Exercise inputs:

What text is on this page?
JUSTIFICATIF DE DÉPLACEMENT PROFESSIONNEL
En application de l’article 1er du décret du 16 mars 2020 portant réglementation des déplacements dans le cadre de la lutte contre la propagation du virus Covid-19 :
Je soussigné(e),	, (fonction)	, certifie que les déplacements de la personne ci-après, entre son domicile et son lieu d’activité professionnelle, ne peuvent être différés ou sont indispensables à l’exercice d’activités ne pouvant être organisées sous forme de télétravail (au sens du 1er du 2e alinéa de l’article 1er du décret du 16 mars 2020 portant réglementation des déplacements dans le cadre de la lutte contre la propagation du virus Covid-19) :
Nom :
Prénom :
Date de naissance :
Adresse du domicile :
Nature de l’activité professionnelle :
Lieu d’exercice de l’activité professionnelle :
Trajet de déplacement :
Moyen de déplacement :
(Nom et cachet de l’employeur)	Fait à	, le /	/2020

---

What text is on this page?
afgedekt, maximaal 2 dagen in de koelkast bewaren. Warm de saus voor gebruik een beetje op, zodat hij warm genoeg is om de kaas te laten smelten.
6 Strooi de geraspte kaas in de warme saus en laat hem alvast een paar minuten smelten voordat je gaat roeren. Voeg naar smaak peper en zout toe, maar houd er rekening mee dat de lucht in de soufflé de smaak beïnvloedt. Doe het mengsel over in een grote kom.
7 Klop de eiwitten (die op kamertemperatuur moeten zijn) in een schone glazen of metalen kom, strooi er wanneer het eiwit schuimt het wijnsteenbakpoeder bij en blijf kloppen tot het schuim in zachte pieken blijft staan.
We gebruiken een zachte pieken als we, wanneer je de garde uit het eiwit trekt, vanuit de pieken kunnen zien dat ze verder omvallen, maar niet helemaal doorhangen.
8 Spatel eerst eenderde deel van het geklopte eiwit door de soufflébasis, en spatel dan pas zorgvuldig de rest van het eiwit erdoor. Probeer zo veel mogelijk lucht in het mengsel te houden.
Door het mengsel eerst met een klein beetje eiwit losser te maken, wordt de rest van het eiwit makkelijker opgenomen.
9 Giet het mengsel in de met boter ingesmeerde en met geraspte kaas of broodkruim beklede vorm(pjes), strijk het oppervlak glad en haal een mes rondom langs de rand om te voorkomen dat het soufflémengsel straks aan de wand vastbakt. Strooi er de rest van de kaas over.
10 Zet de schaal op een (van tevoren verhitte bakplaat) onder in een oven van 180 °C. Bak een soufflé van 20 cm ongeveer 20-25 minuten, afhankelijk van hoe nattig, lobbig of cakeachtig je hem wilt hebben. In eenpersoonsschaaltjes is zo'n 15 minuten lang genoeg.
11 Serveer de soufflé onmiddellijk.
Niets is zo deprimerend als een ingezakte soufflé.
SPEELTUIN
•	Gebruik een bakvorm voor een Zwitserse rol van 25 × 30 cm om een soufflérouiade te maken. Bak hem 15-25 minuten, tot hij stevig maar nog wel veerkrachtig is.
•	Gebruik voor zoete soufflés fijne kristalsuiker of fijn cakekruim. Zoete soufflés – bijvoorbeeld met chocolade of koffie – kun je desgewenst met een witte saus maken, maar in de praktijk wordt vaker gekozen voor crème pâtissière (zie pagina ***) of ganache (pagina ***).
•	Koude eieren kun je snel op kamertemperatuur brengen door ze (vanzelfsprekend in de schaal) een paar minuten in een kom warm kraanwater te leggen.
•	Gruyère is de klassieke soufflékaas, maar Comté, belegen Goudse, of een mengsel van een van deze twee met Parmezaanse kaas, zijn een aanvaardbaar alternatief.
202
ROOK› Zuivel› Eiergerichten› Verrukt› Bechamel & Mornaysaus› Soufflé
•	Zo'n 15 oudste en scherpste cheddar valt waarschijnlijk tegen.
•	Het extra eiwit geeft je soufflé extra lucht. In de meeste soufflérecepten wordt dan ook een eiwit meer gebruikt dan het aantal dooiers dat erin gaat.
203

Instructions for the task:
Lines holding "zachte" are the ones to copy; find all of them in the listing.

Output of the task:
7 Klop de eiwitten (die op kamertemperatuur moeten zijn) in een schone glazen of metalen kom, strooi er wanneer het eiwit schuimt het wijnsteenbakpoeder bij en blijf kloppen tot het schuim in zachte pieken blijft staan.
We gebruiken een zachte pieken als we, wanneer je de garde uit het eiwit trekt, vanuit de pieken kunnen zien dat ze verder omvallen, maar niet helemaal doorhangen.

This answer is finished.